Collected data
start

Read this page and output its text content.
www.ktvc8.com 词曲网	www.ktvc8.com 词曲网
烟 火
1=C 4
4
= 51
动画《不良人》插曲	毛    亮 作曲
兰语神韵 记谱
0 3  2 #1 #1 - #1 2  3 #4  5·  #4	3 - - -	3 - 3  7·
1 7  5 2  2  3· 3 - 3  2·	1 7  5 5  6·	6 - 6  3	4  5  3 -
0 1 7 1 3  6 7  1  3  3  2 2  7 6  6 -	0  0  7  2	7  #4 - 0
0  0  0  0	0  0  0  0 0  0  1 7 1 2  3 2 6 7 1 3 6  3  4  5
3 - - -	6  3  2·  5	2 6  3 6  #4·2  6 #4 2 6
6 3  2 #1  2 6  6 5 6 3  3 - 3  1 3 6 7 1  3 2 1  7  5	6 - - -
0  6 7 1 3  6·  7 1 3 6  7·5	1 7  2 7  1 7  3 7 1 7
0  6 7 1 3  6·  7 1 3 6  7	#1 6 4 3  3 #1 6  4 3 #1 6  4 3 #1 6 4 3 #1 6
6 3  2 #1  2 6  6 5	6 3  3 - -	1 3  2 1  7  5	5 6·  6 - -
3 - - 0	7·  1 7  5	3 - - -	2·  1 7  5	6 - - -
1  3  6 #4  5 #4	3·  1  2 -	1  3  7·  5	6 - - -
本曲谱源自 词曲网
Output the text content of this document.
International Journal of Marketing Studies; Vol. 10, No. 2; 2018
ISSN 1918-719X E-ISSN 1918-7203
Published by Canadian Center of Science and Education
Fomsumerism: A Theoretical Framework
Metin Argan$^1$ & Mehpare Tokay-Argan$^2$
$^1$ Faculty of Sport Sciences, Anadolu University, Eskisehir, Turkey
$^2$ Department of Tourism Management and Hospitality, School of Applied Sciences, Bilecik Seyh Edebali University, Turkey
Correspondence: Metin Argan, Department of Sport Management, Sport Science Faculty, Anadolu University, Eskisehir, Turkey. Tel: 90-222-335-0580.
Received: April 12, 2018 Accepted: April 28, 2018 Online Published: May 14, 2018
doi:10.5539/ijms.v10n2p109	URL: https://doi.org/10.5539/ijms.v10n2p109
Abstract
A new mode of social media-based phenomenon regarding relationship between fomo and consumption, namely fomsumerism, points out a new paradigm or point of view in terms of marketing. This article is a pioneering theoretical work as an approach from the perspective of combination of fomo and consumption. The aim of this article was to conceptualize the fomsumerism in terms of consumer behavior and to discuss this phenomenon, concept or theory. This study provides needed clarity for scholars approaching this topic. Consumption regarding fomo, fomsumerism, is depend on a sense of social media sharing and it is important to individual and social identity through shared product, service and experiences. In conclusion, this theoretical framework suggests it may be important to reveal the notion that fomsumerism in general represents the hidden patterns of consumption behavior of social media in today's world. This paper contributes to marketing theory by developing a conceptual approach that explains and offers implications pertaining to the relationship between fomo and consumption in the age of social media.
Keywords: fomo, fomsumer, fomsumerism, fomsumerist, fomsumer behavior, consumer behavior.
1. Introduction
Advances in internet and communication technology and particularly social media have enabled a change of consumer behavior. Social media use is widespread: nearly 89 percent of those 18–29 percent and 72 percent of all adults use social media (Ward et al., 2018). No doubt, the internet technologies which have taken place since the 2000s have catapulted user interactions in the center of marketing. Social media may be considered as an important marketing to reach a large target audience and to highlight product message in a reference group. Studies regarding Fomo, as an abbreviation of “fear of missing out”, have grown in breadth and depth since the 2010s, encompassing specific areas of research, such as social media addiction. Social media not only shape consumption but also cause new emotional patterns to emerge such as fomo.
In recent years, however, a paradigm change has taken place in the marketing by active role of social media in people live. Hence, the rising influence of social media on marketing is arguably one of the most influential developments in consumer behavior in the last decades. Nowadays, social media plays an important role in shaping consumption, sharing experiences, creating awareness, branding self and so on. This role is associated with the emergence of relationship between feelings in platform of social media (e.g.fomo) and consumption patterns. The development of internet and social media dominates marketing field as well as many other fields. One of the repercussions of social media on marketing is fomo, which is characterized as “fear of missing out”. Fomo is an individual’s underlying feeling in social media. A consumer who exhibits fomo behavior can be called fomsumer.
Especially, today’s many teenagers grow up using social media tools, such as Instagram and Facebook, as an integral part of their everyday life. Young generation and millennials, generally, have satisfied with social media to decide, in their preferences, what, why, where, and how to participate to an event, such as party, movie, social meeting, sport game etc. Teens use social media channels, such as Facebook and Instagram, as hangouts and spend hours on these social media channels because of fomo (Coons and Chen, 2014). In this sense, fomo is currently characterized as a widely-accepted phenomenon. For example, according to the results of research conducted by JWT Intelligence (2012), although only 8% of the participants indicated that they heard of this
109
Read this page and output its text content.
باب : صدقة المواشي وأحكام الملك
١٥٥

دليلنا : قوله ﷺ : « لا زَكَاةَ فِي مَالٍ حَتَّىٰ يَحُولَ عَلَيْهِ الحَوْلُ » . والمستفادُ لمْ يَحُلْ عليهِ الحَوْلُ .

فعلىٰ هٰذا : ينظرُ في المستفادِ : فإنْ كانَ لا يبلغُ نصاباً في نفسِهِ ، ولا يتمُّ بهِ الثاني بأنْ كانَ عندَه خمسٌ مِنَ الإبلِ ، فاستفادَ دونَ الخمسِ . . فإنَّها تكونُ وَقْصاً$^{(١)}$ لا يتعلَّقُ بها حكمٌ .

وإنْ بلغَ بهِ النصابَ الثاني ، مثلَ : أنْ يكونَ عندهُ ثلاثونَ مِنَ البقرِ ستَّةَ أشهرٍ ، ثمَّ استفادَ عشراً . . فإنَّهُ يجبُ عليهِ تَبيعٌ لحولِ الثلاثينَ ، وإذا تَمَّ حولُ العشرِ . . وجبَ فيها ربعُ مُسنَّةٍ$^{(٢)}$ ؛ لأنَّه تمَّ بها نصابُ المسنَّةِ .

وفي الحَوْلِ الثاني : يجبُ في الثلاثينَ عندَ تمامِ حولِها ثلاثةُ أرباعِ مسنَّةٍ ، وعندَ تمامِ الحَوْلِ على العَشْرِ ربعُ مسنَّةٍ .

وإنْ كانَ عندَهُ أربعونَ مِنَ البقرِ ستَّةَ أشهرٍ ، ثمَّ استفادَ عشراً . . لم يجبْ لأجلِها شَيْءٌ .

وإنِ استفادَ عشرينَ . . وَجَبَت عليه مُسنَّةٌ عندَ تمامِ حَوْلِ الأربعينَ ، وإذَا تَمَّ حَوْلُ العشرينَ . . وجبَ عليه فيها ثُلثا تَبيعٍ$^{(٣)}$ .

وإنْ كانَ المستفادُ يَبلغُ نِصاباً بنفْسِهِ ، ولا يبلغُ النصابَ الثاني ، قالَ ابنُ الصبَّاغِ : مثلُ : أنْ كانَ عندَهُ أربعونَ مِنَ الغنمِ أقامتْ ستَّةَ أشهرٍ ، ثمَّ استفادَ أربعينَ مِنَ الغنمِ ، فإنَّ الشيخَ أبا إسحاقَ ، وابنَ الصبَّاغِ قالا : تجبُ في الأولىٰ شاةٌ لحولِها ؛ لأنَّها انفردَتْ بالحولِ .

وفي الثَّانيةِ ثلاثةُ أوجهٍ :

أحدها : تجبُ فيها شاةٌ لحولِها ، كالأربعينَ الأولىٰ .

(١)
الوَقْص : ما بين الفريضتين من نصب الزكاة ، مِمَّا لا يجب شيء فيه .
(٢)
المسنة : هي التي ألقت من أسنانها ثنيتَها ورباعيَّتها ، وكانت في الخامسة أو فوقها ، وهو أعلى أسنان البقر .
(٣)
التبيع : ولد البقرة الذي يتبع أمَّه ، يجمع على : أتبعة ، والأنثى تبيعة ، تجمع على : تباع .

end

**GIVEN EXERCISE**
All of the entries above should be written out again exactly.

**FINISHED ANSWER**
Read this page and output its text content.
www.ktvc8.com 词曲网	www.ktvc8.com 词曲网
烟 火
1=C 4
4
= 51
动画《不良人》插曲	毛    亮 作曲
兰语神韵 记谱
0 3  2 #1 #1 - #1 2  3 #4  5·  #4	3 - - -	3 - 3  7·
1 7  5 2  2  3· 3 - 3  2·	1 7  5 5  6·	6 - 6  3	4  5  3 -
0 1 7 1 3  6 7  1  3  3  2 2  7 6  6 -	0  0  7  2	7  #4 - 0
0  0  0  0	0  0  0  0 0  0  1 7 1 2  3 2 6 7 1 3 6  3  4  5
3 - - -	6  3  2·  5	2 6  3 6  #4·2  6 #4 2 6
6 3  2 #1  2 6  6 5 6 3  3 - 3  1 3 6 7 1  3 2 1  7  5	6 - - -
0  6 7 1 3  6·  7 1 3 6  7·5	1 7  2 7  1 7  3 7 1 7
0  6 7 1 3  6·  7 1 3 6  7	#1 6 4 3  3 #1 6  4 3 #1 6  4 3 #1 6 4 3 #1 6
6 3  2 #1  2 6  6 5	6 3  3 - -	1 3  2 1  7  5	5 6·  6 - -
3 - - 0	7·  1 7  5	3 - - -	2·  1 7  5	6 - - -
1  3  6 #4  5 #4	3·  1  2 -	1  3  7·  5	6 - - -
本曲谱源自 词曲网
Output the text content of this document.
International Journal of Marketing Studies; Vol. 10, No. 2; 2018
ISSN 1918-719X E-ISSN 1918-7203
Published by Canadian Center of Science and Education
Fomsumerism: A Theoretical Framework
Metin Argan$^1$ & Mehpare Tokay-Argan$^2$
$^1$ Faculty of Sport Sciences, Anadolu University, Eskisehir, Turkey
$^2$ Department of Tourism Management and Hospitality, School of Applied Sciences, Bilecik Seyh Edebali University, Turkey
Correspondence: Metin Argan, Department of Sport Management, Sport Science Faculty, Anadolu University, Eskisehir, Turkey. Tel: 90-222-335-0580.
Received: April 12, 2018 Accepted: April 28, 2018 Online Published: May 14, 2018
doi:10.5539/ijms.v10n2p109	URL: https://doi.org/10.5539/ijms.v10n2p109
Abstract
A new mode of social media-based phenomenon regarding relationship between fomo and consumption, namely fomsumerism, points out a new paradigm or point of view in terms of marketing. This article is a pioneering theoretical work as an approach from the perspective of combination of fomo and consumption. The aim of this article was to conceptualize the fomsumerism in terms of consumer behavior and to discuss this phenomenon, concept or theory. This study provides needed clarity for scholars approaching this topic. Consumption regarding fomo, fomsumerism, is depend on a sense of social media sharing and it is important to individual and social identity through shared product, service and experiences. In conclusion, this theoretical framework suggests it may be important to reveal the notion that fomsumerism in general represents the hidden patterns of consumption behavior of social media in today's world. This paper contributes to marketing theory by developing a conceptual approach that explains and offers implications pertaining to the relationship between fomo and consumption in the age of social media.
Keywords: fomo, fomsumer, fomsumerism, fomsumerist, fomsumer behavior, consumer behavior.
1. Introduction
Advances in internet and communication technology and particularly social media have enabled a change of consumer behavior. Social media use is widespread: nearly 89 percent of those 18–29 percent and 72 percent of all adults use social media (Ward et al., 2018). No doubt, the internet technologies which have taken place since the 2000s have catapulted user interactions in the center of marketing. Social media may be considered as an important marketing to reach a large target audience and to highlight product message in a reference group. Studies regarding Fomo, as an abbreviation of “fear of missing out”, have grown in breadth and depth since the 2010s, encompassing specific areas of research, such as social media addiction. Social media not only shape consumption but also cause new emotional patterns to emerge such as fomo.
In recent years, however, a paradigm change has taken place in the marketing by active role of social media in people live. Hence, the rising influence of social media on marketing is arguably one of the most influential developments in consumer behavior in the last decades. Nowadays, social media plays an important role in shaping consumption, sharing experiences, creating awareness, branding self and so on. This role is associated with the emergence of relationship between feelings in platform of social media (e.g.fomo) and consumption patterns. The development of internet and social media dominates marketing field as well as many other fields. One of the repercussions of social media on marketing is fomo, which is characterized as “fear of missing out”. Fomo is an individual’s underlying feeling in social media. A consumer who exhibits fomo behavior can be called fomsumer.
Especially, today’s many teenagers grow up using social media tools, such as Instagram and Facebook, as an integral part of their everyday life. Young generation and millennials, generally, have satisfied with social media to decide, in their preferences, what, why, where, and how to participate to an event, such as party, movie, social meeting, sport game etc. Teens use social media channels, such as Facebook and Instagram, as hangouts and spend hours on these social media channels because of fomo (Coons and Chen, 2014). In this sense, fomo is currently characterized as a widely-accepted phenomenon. For example, according to the results of research conducted by JWT Intelligence (2012), although only 8% of the participants indicated that they heard of this
109
Read this page and output its text content.
باب : صدقة المواشي وأحكام الملك
١٥٥

دليلنا : قوله ﷺ : « لا زَكَاةَ فِي مَالٍ حَتَّىٰ يَحُولَ عَلَيْهِ الحَوْلُ » . والمستفادُ لمْ يَحُلْ عليهِ الحَوْلُ .

فعلىٰ هٰذا : ينظرُ في المستفادِ : فإنْ كانَ لا يبلغُ نصاباً في نفسِهِ ، ولا يتمُّ بهِ الثاني بأنْ كانَ عندَه خمسٌ مِنَ الإبلِ ، فاستفادَ دونَ الخمسِ . . فإنَّها تكونُ وَقْصاً$^{(١)}$ لا يتعلَّقُ بها حكمٌ .

وإنْ بلغَ بهِ النصابَ الثاني ، مثلَ : أنْ يكونَ عندهُ ثلاثونَ مِنَ البقرِ ستَّةَ أشهرٍ ، ثمَّ استفادَ عشراً . . فإنَّهُ يجبُ عليهِ تَبيعٌ لحولِ الثلاثينَ ، وإذا تَمَّ حولُ العشرِ . . وجبَ فيها ربعُ مُسنَّةٍ$^{(٢)}$ ؛ لأنَّه تمَّ بها نصابُ المسنَّةِ .

وفي الحَوْلِ الثاني : يجبُ في الثلاثينَ عندَ تمامِ حولِها ثلاثةُ أرباعِ مسنَّةٍ ، وعندَ تمامِ الحَوْلِ على العَشْرِ ربعُ مسنَّةٍ .

وإنْ كانَ عندَهُ أربعونَ مِنَ البقرِ ستَّةَ أشهرٍ ، ثمَّ استفادَ عشراً . . لم يجبْ لأجلِها شَيْءٌ .

وإنِ استفادَ عشرينَ . . وَجَبَت عليه مُسنَّةٌ عندَ تمامِ حَوْلِ الأربعينَ ، وإذَا تَمَّ حَوْلُ العشرينَ . . وجبَ عليه فيها ثُلثا تَبيعٍ$^{(٣)}$ .

وإنْ كانَ المستفادُ يَبلغُ نِصاباً بنفْسِهِ ، ولا يبلغُ النصابَ الثاني ، قالَ ابنُ الصبَّاغِ : مثلُ : أنْ كانَ عندَهُ أربعونَ مِنَ الغنمِ أقامتْ ستَّةَ أشهرٍ ، ثمَّ استفادَ أربعينَ مِنَ الغنمِ ، فإنَّ الشيخَ أبا إسحاقَ ، وابنَ الصبَّاغِ قالا : تجبُ في الأولىٰ شاةٌ لحولِها ؛ لأنَّها انفردَتْ بالحولِ .

وفي الثَّانيةِ ثلاثةُ أوجهٍ :

أحدها : تجبُ فيها شاةٌ لحولِها ، كالأربعينَ الأولىٰ .

(١)
الوَقْص : ما بين الفريضتين من نصب الزكاة ، مِمَّا لا يجب شيء فيه .
(٢)
المسنة : هي التي ألقت من أسنانها ثنيتَها ورباعيَّتها ، وكانت في الخامسة أو فوقها ، وهو أعلى أسنان البقر .
(٣)
التبيع : ولد البقرة الذي يتبع أمَّه ، يجمع على : أتبعة ، والأنثى تبيعة ، تجمع على : تباع .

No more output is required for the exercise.